Exercise inputs:
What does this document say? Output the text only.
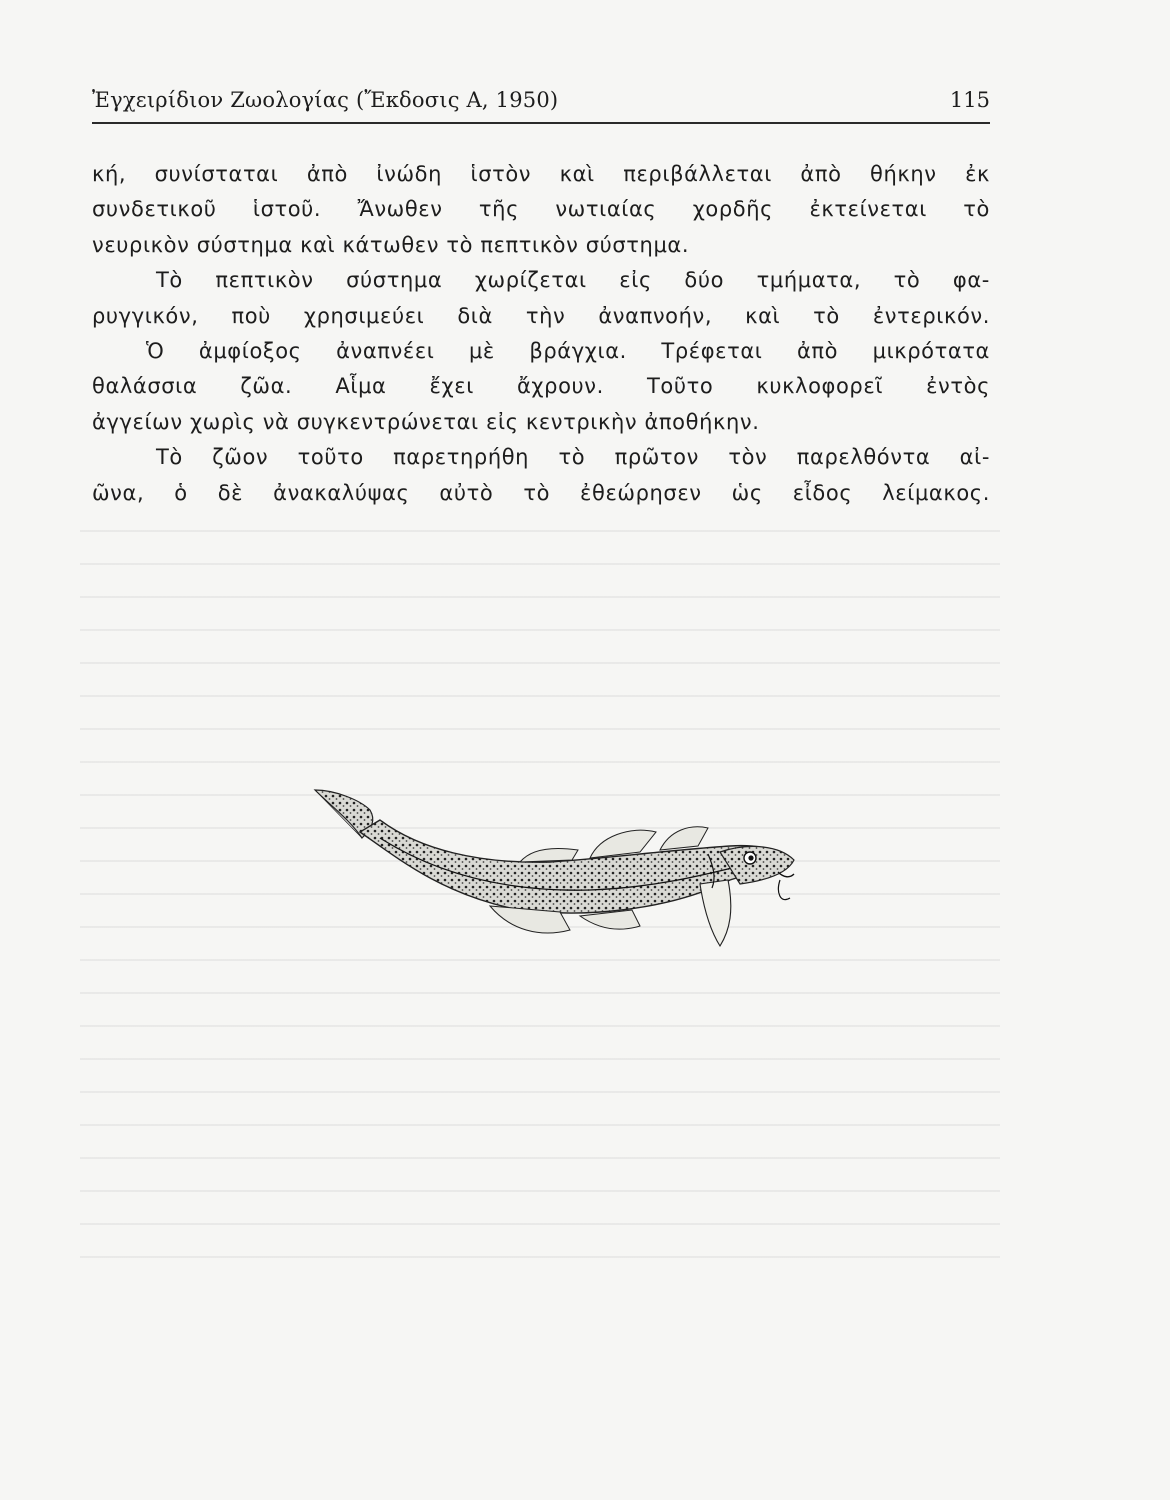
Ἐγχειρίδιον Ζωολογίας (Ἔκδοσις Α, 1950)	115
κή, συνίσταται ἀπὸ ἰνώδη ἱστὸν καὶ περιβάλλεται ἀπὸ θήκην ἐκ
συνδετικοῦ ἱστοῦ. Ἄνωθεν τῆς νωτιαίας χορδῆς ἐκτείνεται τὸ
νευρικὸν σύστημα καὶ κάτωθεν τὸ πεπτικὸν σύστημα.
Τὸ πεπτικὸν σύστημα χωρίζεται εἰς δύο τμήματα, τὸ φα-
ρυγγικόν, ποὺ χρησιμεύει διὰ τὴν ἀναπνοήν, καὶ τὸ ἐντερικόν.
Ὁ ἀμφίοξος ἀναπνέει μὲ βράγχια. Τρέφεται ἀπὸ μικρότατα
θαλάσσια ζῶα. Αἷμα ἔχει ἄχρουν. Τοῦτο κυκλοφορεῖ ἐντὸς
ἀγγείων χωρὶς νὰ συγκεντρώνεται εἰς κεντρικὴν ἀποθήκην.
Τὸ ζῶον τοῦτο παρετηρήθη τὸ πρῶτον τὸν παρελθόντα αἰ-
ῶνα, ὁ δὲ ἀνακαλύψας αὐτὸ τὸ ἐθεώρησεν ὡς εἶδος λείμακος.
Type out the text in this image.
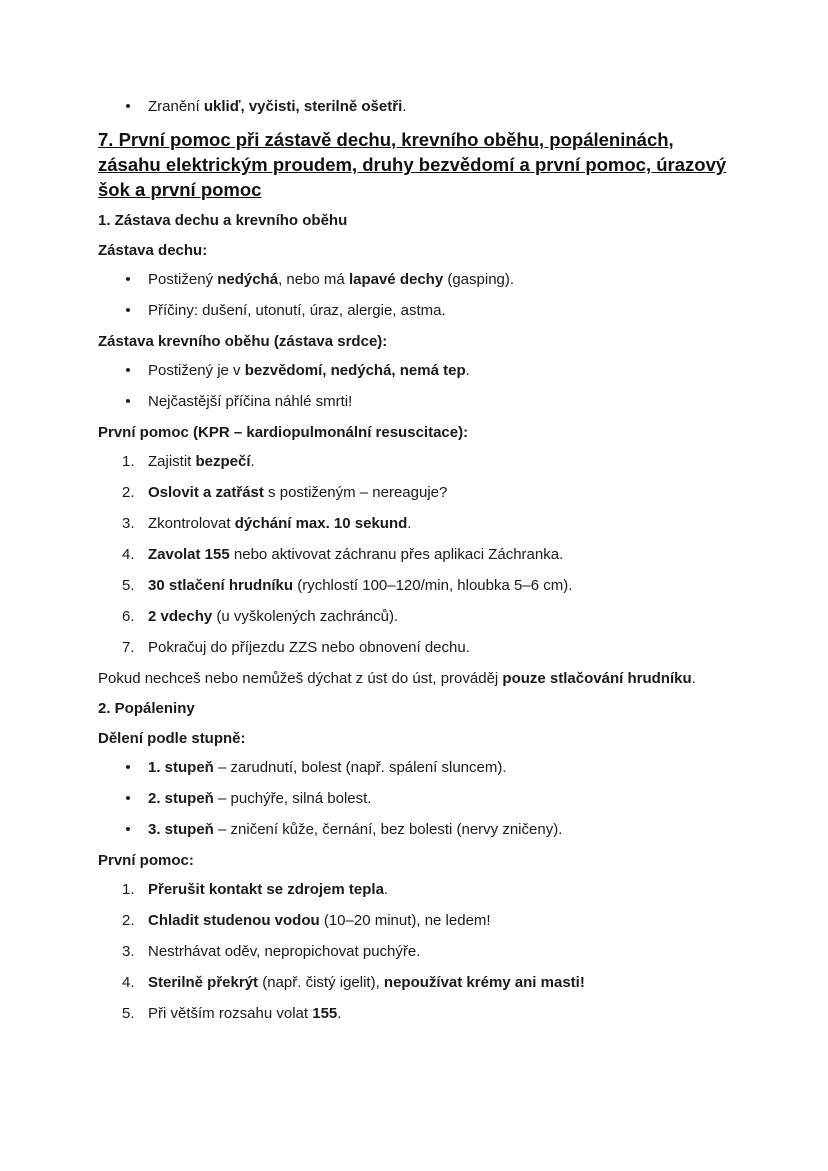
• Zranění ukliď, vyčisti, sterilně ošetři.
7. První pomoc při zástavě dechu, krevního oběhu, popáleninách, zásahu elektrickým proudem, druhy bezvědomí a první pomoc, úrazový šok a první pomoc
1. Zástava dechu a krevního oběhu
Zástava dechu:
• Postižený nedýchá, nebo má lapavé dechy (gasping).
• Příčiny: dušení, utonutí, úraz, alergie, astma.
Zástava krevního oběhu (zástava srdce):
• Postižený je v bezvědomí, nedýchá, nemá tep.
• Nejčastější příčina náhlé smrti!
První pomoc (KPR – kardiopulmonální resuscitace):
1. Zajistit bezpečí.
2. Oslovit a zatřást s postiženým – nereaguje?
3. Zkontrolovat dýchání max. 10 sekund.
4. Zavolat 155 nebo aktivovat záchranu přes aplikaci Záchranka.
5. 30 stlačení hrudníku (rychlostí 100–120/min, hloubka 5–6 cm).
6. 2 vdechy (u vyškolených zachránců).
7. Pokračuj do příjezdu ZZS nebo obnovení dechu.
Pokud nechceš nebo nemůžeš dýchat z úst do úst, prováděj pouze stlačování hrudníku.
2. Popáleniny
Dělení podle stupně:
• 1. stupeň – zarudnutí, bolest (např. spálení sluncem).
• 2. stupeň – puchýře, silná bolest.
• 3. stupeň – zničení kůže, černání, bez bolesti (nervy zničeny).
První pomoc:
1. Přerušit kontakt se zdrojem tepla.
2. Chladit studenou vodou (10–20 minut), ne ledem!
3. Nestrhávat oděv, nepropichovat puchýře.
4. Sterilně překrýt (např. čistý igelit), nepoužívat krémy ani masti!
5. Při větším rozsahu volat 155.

* * *

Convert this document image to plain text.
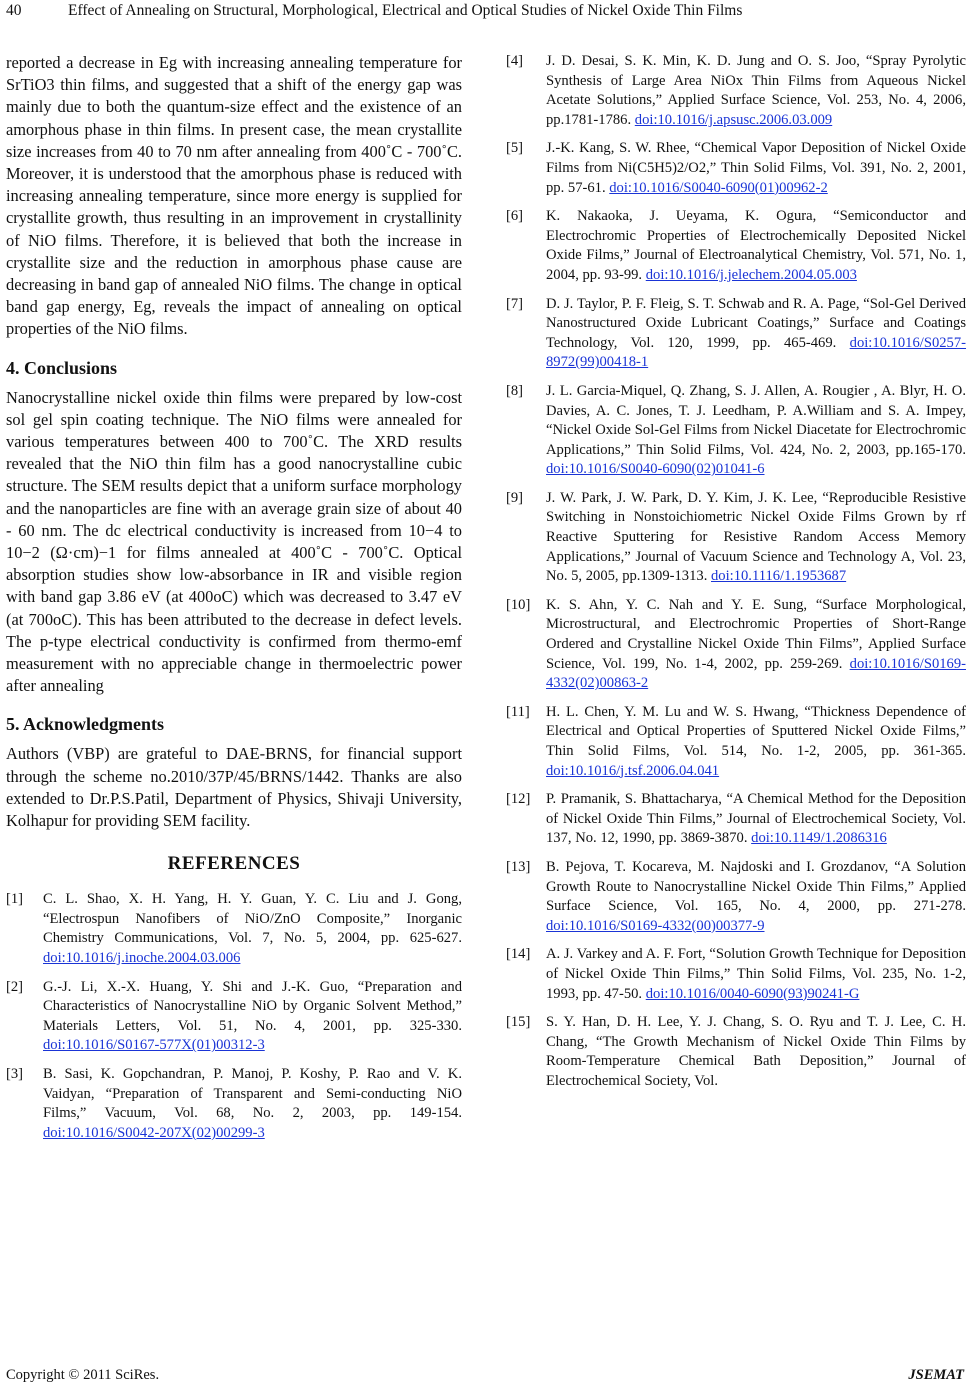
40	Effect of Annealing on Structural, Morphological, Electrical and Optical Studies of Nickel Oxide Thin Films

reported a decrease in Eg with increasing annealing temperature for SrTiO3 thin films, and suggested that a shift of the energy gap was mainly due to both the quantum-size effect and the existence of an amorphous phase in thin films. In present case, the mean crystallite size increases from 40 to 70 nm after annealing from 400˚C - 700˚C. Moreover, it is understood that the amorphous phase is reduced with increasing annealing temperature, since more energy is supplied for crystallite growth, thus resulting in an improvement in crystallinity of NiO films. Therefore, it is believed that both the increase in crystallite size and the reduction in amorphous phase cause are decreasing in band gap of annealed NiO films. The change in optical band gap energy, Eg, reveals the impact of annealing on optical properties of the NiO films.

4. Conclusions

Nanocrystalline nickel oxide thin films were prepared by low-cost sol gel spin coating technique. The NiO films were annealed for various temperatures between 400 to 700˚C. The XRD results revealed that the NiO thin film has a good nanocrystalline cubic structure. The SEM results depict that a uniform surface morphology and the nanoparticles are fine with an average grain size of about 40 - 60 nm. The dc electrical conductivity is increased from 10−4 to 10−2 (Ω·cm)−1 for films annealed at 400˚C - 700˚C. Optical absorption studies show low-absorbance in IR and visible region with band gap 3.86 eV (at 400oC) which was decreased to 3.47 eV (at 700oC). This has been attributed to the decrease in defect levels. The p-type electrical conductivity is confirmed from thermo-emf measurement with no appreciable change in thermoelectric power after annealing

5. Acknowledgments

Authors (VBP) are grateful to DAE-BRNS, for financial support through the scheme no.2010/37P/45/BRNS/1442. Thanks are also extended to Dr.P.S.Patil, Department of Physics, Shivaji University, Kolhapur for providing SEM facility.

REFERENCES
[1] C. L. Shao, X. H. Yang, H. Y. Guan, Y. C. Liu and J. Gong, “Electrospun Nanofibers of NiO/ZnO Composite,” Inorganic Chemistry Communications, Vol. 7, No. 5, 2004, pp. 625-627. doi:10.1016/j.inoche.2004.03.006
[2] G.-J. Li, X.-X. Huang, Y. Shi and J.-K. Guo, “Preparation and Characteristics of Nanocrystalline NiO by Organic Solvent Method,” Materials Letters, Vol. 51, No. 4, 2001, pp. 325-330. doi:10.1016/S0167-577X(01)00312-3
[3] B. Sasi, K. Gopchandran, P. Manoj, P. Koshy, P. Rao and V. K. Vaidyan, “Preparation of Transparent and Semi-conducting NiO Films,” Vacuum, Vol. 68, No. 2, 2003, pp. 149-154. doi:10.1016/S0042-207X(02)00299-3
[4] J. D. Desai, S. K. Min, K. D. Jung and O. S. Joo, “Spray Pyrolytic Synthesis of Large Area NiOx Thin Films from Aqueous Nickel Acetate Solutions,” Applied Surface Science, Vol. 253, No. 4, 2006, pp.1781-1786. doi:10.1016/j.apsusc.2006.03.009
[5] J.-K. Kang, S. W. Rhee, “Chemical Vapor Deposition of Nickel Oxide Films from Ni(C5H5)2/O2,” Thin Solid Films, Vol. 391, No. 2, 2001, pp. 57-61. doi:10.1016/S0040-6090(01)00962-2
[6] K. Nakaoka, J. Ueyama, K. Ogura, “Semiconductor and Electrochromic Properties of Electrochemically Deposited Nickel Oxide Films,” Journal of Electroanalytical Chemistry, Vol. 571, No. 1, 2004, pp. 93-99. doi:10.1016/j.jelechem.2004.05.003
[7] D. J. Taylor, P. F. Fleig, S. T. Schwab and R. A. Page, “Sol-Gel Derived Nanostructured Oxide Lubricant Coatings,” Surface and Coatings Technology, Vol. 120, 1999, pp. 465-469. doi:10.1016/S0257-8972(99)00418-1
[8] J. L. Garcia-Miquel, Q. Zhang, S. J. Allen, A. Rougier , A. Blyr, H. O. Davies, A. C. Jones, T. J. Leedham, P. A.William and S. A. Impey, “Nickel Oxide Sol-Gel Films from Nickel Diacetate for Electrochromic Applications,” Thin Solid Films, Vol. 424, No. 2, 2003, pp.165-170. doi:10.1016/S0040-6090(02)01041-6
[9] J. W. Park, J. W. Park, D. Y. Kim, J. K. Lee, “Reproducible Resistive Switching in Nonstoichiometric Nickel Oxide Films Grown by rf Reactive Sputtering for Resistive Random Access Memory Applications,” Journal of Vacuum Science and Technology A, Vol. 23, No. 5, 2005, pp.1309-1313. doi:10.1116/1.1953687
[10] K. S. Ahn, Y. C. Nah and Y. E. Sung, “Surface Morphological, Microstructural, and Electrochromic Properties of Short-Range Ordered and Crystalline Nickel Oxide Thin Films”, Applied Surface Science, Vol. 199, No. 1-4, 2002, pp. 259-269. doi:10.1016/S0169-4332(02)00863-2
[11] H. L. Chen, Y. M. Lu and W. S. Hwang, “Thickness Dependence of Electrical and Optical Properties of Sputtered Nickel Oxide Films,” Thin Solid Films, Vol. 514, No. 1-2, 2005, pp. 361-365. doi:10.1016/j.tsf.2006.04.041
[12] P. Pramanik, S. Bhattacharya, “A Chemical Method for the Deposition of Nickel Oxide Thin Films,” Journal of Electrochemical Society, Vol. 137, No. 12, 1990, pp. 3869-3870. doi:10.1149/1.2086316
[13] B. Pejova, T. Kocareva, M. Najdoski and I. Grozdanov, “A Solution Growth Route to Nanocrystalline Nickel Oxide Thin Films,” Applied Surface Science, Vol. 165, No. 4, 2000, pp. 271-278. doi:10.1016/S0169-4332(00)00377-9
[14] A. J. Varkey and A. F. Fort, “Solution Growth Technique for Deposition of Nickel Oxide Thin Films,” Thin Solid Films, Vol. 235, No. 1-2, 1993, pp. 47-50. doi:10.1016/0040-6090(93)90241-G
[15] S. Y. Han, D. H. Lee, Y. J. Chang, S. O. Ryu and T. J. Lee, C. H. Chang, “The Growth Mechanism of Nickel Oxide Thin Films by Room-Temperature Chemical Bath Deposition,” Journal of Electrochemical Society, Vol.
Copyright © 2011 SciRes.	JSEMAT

Instructions to follow: Which lines include "nedýchá"? Copy each of them out.

Correct response:
• Postižený nedýchá, nebo má lapavé dechy (gasping).
• Postižený je v bezvědomí, nedýchá, nemá tep.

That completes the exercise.